**Objective:**
Copy whichever lines contain the string "Stands".

**Extracted material:**
---*---

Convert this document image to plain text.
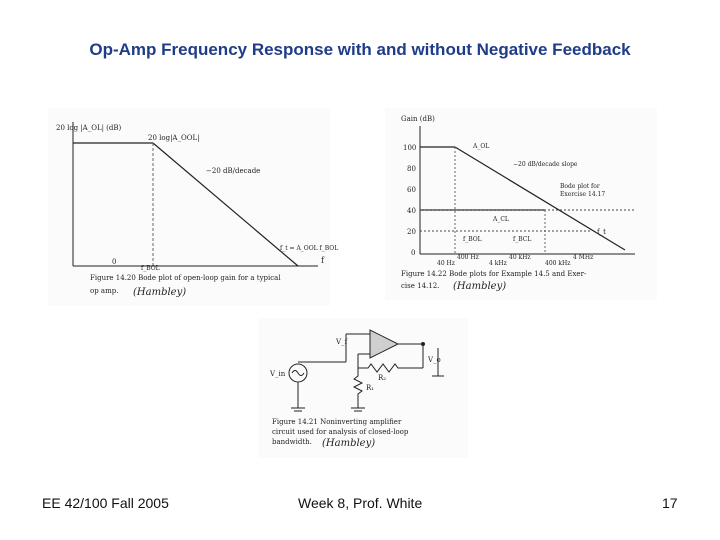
Op-Amp Frequency Response with and without Negative Feedback
20 log |A_OL| (dB)
20 log|A_OOL|
−20 dB/decade
f_t = A_OOL f_BOL
f
0
f_BOL
Figure 14.20 Bode plot of open-loop gain for a typical
op amp. (Hambley)
Gain (dB)
100
80
60
40
20
0
A_OL
−20 dB/decade slope
Bode plot for
Exercise 14.17
A_CL
f_t
f_BOL	f_BCL
40 Hz
400 Hz
4 kHz
40 kHz
400 kHz
4 MHz
Figure 14.22 Bode plots for Example 14.5 and Exer-
cise 14.12. (Hambley)
V_in
V_f
V_o
R₂
R₁
Figure 14.21 Noninverting amplifier
circuit used for analysis of closed-loop
bandwidth. (Hambley)
EE 42/100 Fall 2005	Week 8, Prof. White	17
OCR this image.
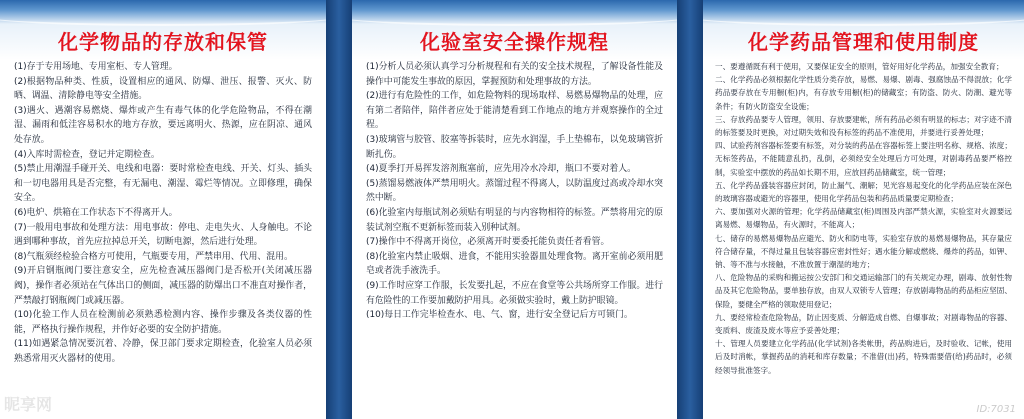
化学物品的存放和保管

(1)存于专用场地、专用室柜、专人管理。

(2)根据物品种类、性质，设置相应的通风、防爆、泄压、报警、灭火、防晒、调温、清除静电等安全措施。

(3)遇火、遇潮容易燃烧、爆炸或产生有毒气体的化学危险物品，不得在潮湿、漏雨和低洼容易积水的地方存放，要远离明火、热源，应在阴凉、通风处存放。

(4)入库时需检查，登记并定期检查。

(5)禁止用潮湿手碰开关、电线和电器：要时常检查电线、开关、灯头、插头和一切电器用具是否完整，有无漏电、潮湿、霉烂等情况。立即修理，确保安全。

(6)电炉、烘箱在工作状态下不得离开人。

(7)一般用电事故和处理方法：用电事故：停电、走电失火、人身触电。不论遇到哪种事故，首先应拉掉总开关，切断电源，然后进行处理。

(8)气瓶须经检验合格方可使用，气瓶要专用，严禁串用、代用、混用。

(9)开启钢瓶阀门要注意安全，应先检查减压器阀门是否松开(关闭减压器阀)，操作者必须站在气体出口的侧面，减压器的防爆出口不准直对操作者，严禁敲打钢瓶阀门或减压器。

(10)化验工作人员在检测前必须熟悉检测内容、操作步骤及各类仪器的性能，严格执行操作规程，并作好必要的安全防护措施。

(11)如遇紧急情况要沉着、冷静，保卫部门要求定期检查，化验室人员必须熟悉常用灭火器材的使用。

昵享网
化验室安全操作规程

(1)分析人员必须认真学习分析规程和有关的安全技术规程，了解设备性能及操作中可能发生事故的原因，掌握预防和处理事故的方法。

(2)进行有危险性的工作，如危险物料的现场取样、易燃易爆物品的处理，应有第二者陪伴，陪伴者应处于能清楚看到工作地点的地方并观察操作的全过程。

(3)玻璃管与胶管、胶塞等拆装时，应先水润湿，手上垫棉布，以免玻璃管折断扎伤。

(4)夏季打开易挥发溶剂瓶塞前，应先用冷水冷却，瓶口不要对着人。

(5)蒸馏易燃液体严禁用明火。蒸馏过程不得离人，以防温度过高或冷却水突然中断。

(6)化验室内每瓶试剂必须贴有明显的与内容物相符的标签。严禁将用完的原装试剂空瓶不更新标签而装入别种试剂。

(7)操作中不得离开岗位，必须离开时要委托能负责任者看管。

(8)化验室内禁止吸烟、进食，不能用实验器皿处理食物。离开室前必须用肥皂或者洗手液洗手。

(9)工作时应穿工作服，长发要扎起，不应在食堂等公共场所穿工作服。进行有危险性的工作要加戴防护用具。必须做实验时，戴上防护眼镜。

(10)每日工作完毕检查水、电、气、窗，进行安全登记后方可锁门。

化学药品管理和使用制度

一、要遵循既有利于使用，又要保证安全的原则，管好用好化学药品，加强安全教育；

二、化学药品必须根据化学性质分类存放，易燃、易爆、剧毒、强腐蚀品不得混放；化学药品要存放在专用橱(柜)内，有存放专用橱(柜)的储藏室；有防盗、防火、防潮、避光等条件；有防火防盗安全设施；

三、存放药品要专人管理，领用、存放要建帐，所有药品必须有明显的标志；对字迹不清的标签要及时更换，对过期失效和没有标签的药品不准使用，并要进行妥善处理；

四、试验药剂容器标签要有标签，对分装的药品在容器标签上要注明名称、规格、浓度；无标签药品，不能随意乱扔，乱倒，必须经安全处理后方可处理，对剧毒药品要严格控制，实验室中摆放的药品如长期不用，应放回药品储藏室，统一管理；

五、化学药品盛装容器应封闭，防止漏气、潮解；见光容易起变化的化学药品应装在深色的玻璃容器或避光的容器里，使用化学药品包装和药品质量要定期检查；

六、要加强对火源的管理；化学药品储藏室(柜)周围及内部严禁火源，实验室对火源要远离易燃、易爆物品，有火源时，不能离人；

七、储存的易燃易爆物品应避光、防火和防电等，实验室存放的易燃易爆物品，其存量应符合储存量，不得过量且包装容器应密封性好；遇水能分解或燃烧、爆炸的药品，如钾、钠、等不准与水接触，不准放置于潮湿的地方；

八、危险物品的采购和搬运按公安部门和交通运输部门的有关规定办理，剧毒、放射性物品及其它危险物品，要单独存放，由双人双锁专人管理；存放剧毒物品的药品柜应坚固、保险，要健全严格的领取使用登记；

九、要经常检查危险物品，防止因变质、分解造成自燃、自爆事故；对剧毒物品的容器、变质料、废渣及废水等应予妥善处理；

十、管理人员要建立化学药品(化学试剂)各类帐册，药品购进后，及时验收、记帐，使用后及时消帐，掌握药品的消耗和库存数量；不准借(出)药，特殊需要借(给)药品时，必须经领导批准签字。

ID:7031
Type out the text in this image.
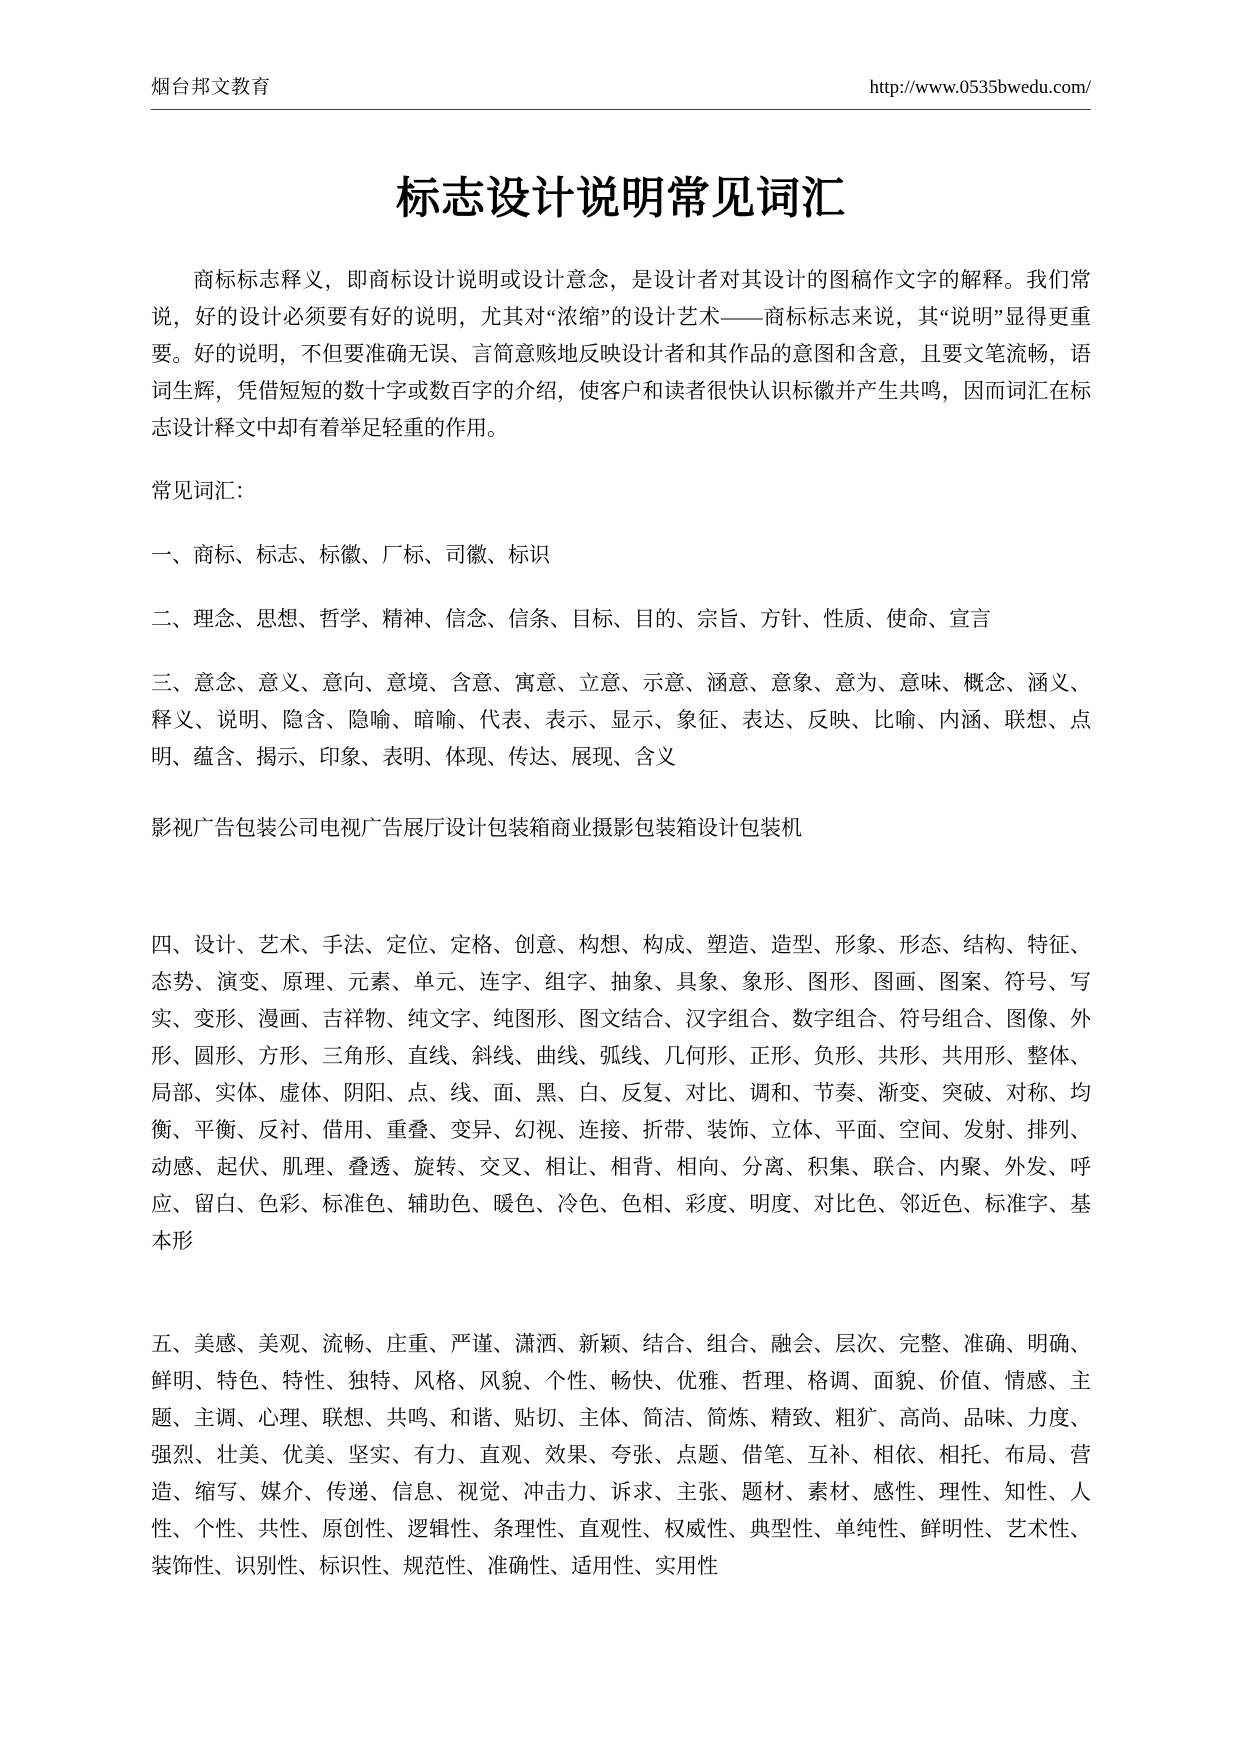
烟台邦文教育	http://www.0535bwedu.com/
标志设计说明常见词汇

商标标志释义，即商标设计说明或设计意念，是设计者对其设计的图稿作文字的解释。我们常说，好的设计必须要有好的说明，尤其对“浓缩”的设计艺术——商标标志来说，其“说明”显得更重要。好的说明，不但要准确无误、言简意赅地反映设计者和其作品的意图和含意，且要文笔流畅，语词生辉，凭借短短的数十字或数百字的介绍，使客户和读者很快认识标徽并产生共鸣，因而词汇在标志设计释文中却有着举足轻重的作用。

常见词汇：

一、商标、标志、标徽、厂标、司徽、标识

二、理念、思想、哲学、精神、信念、信条、目标、目的、宗旨、方针、性质、使命、宣言

三、意念、意义、意向、意境、含意、寓意、立意、示意、涵意、意象、意为、意味、概念、涵义、释义、说明、隐含、隐喻、暗喻、代表、表示、显示、象征、表达、反映、比喻、内涵、联想、点明、蕴含、揭示、印象、表明、体现、传达、展现、含义

影视广告包装公司电视广告展厅设计包装箱商业摄影包装箱设计包装机

四、设计、艺术、手法、定位、定格、创意、构想、构成、塑造、造型、形象、形态、结构、特征、态势、演变、原理、元素、单元、连字、组字、抽象、具象、象形、图形、图画、图案、符号、写实、变形、漫画、吉祥物、纯文字、纯图形、图文结合、汉字组合、数字组合、符号组合、图像、外形、圆形、方形、三角形、直线、斜线、曲线、弧线、几何形、正形、负形、共形、共用形、整体、局部、实体、虚体、阴阳、点、线、面、黑、白、反复、对比、调和、节奏、渐变、突破、对称、均衡、平衡、反衬、借用、重叠、变异、幻视、连接、折带、装饰、立体、平面、空间、发射、排列、动感、起伏、肌理、叠透、旋转、交叉、相让、相背、相向、分离、积集、联合、内聚、外发、呼应、留白、色彩、标准色、辅助色、暖色、冷色、色相、彩度、明度、对比色、邻近色、标准字、基本形

五、美感、美观、流畅、庄重、严谨、潇洒、新颖、结合、组合、融会、层次、完整、准确、明确、鲜明、特色、特性、独特、风格、风貌、个性、畅快、优雅、哲理、格调、面貌、价值、情感、主题、主调、心理、联想、共鸣、和谐、贴切、主体、简洁、简炼、精致、粗犷、高尚、品味、力度、强烈、壮美、优美、坚实、有力、直观、效果、夸张、点题、借笔、互补、相依、相托、布局、营造、缩写、媒介、传递、信息、视觉、冲击力、诉求、主张、题材、素材、感性、理性、知性、人性、个性、共性、原创性、逻辑性、条理性、直观性、权威性、典型性、单纯性、鲜明性、艺术性、装饰性、识别性、标识性、规范性、准确性、适用性、实用性
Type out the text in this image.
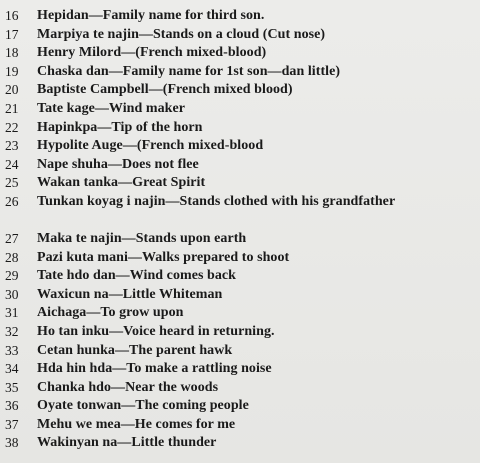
16	Hepidan—Family name for third son.
17	Marpiya te najin—Stands on a cloud (Cut nose)
18	Henry Milord—(French mixed-blood)
19	Chaska dan—Family name for 1st son—dan little)
20	Baptiste Campbell—(French mixed blood)
21	Tate kage—Wind maker
22	Hapinkpa—Tip of the horn
23	Hypolite Auge—(French mixed-blood
24	Nape shuha—Does not flee
25	Wakan tanka—Great Spirit
26	Tunkan koyag i najin—Stands clothed with his grandfather
27	Maka te najin—Stands upon earth
28	Pazi kuta mani—Walks prepared to shoot
29	Tate hdo dan—Wind comes back
30	Waxicun na—Little Whiteman
31	Aichaga—To grow upon
32	Ho tan inku—Voice heard in returning.
33	Cetan hunka—The parent hawk
34	Hda hin hda—To make a rattling noise
35	Chanka hdo—Near the woods
36	Oyate tonwan—The coming people
37	Mehu we mea—He comes for me
38	Wakinyan na—Little thunder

---*---

**Solution:**
17	Marpiya te najin—Stands on a cloud (Cut nose)
26	Tunkan koyag i najin—Stands clothed with his grandfather
27	Maka te najin—Stands upon earth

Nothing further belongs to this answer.